YOUR OBJECTIVE:
Search the data for the string "семей" and gather each line it is in.

RECORDS PROVIDED:

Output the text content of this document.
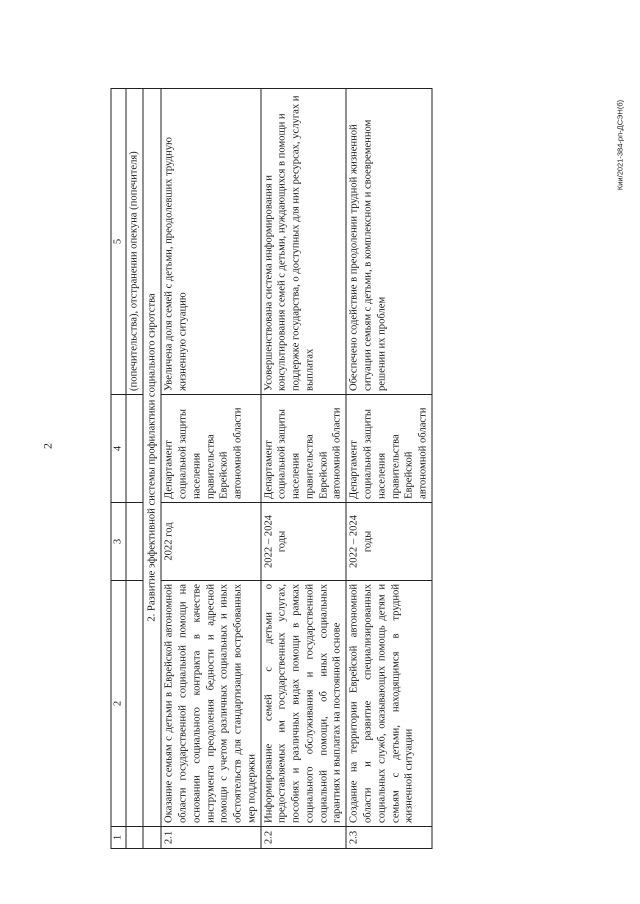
2
Кии/2021-384-рп-ДСЭН(б)
1	2	3	4	5
				(попечительства), отстранении опекуна (попечителя)
	2. Развитие эффективной системы профилактики социального сиротства			
2.1	Оказание семьям с детьми в Еврейской автономной области государственной социальной помощи на основании социального контракта в качестве инструмента преодоления бедности и адресной помощи с учетом различных социальных и иных обстоятельств для стандартизации востребованных мер поддержки	2022 год	Департамент социальной защиты населения правительства Еврейской автономной области	Увеличена доля семей с детьми, преодолевших трудную жизненную ситуацию
2.2	Информирование семей с детьми о предоставляемых им государственных услугах, пособиях и различных видах помощи в рамках социального обслуживания и государственной социальной помощи, об иных социальных гарантиях и выплатах на постоянной основе	2022 – 2024 годы	Департамент социальной защиты населения правительства Еврейской автономной области	Усовершенствована система информирования и консультирования семей с детьми, нуждающихся в помощи и поддержке государства, о доступных для них ресурсах, услугах и выплатах
2.3	Создание на территории Еврейской автономной области и развитие специализированных социальных служб, оказывающих помощь детям и семьям с детьми, находящимся в трудной жизненной ситуации	2022 – 2024 годы	Департамент социальной защиты населения правительства Еврейской автономной области	Обеспечено содействие в преодолении трудной жизненной ситуации семьям с детьми, в комплексном и своевременном решении их проблем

EXERCISE OUTPUT:
2.1	Оказание семьям с детьми в Еврейской автономной области государственной социальной помощи на основании социального контракта в качестве инструмента преодоления бедности и адресной помощи с учетом различных социальных и иных обстоятельств для стандартизации востребованных мер поддержки	2022 год	Департамент социальной защиты населения правительства Еврейской автономной области	Увеличена доля семей с детьми, преодолевших трудную жизненную ситуацию
2.2	Информирование семей с детьми о предоставляемых им государственных услугах, пособиях и различных видах помощи в рамках социального обслуживания и государственной социальной помощи, об иных социальных гарантиях и выплатах на постоянной основе	2022 – 2024 годы	Департамент социальной защиты населения правительства Еврейской автономной области	Усовершенствована система информирования и консультирования семей с детьми, нуждающихся в помощи и поддержке государства, о доступных для них ресурсах, услугах и выплатах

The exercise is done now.